> GIVEN INSTRUCTION: Return each line holding the string "name".

> DATA EXCERPTS:
——

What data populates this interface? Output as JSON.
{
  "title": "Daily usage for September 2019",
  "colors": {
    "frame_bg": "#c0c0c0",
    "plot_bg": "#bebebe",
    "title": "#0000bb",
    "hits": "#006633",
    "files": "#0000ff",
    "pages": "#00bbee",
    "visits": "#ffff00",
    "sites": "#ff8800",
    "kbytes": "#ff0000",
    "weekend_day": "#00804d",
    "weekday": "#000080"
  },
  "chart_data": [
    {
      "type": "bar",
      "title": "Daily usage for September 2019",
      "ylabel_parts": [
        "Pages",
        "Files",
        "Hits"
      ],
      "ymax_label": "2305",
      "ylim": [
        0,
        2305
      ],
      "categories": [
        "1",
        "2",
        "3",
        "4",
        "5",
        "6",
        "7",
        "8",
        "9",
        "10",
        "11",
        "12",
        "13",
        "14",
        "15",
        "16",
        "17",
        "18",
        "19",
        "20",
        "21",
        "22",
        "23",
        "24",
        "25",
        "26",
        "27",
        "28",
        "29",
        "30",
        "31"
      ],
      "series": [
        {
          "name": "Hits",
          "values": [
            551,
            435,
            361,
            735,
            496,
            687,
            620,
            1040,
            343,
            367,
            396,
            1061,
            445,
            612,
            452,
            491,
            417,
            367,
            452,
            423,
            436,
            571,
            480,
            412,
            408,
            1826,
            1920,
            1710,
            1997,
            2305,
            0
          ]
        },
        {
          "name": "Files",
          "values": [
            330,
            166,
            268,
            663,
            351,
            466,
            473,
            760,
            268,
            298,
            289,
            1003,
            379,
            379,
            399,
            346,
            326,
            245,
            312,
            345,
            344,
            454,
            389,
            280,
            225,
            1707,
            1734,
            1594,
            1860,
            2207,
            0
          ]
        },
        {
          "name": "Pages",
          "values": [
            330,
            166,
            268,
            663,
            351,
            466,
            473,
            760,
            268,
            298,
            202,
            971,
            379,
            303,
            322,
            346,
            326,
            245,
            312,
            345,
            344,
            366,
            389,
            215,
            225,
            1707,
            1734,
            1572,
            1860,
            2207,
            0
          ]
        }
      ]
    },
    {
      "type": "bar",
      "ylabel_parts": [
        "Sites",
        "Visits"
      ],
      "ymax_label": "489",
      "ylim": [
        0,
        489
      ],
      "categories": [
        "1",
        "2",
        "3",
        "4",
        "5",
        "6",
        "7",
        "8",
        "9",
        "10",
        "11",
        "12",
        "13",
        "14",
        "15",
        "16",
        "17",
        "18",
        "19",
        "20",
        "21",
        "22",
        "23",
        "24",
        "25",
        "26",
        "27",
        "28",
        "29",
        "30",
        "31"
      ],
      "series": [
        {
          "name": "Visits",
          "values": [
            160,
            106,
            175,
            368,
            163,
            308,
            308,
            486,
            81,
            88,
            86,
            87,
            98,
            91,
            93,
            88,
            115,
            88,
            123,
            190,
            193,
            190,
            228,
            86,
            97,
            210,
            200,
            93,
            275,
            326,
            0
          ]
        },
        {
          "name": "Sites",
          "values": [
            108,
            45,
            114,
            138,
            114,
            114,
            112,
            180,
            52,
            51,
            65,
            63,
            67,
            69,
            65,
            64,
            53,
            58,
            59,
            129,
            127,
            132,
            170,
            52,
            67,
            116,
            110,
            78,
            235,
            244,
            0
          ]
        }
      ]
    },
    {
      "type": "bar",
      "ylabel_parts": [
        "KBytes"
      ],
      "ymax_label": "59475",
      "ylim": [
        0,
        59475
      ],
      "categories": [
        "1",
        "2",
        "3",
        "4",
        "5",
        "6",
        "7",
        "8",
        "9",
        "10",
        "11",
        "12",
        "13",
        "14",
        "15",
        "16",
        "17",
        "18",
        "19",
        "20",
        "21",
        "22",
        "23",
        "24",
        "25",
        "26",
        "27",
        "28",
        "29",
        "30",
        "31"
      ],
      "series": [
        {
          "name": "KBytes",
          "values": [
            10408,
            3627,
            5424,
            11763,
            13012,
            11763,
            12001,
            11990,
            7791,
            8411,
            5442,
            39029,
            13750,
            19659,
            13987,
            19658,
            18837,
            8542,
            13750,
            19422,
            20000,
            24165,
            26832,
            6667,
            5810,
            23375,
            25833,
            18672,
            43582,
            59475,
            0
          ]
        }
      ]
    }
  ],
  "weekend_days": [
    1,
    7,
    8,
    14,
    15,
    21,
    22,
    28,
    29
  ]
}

——

> WORKED SOLUTION:
          "name": "Hits",
          "name": "Files",
          "name": "Pages",
          "name": "Visits",
          "name": "Sites",
          "name": "KBytes",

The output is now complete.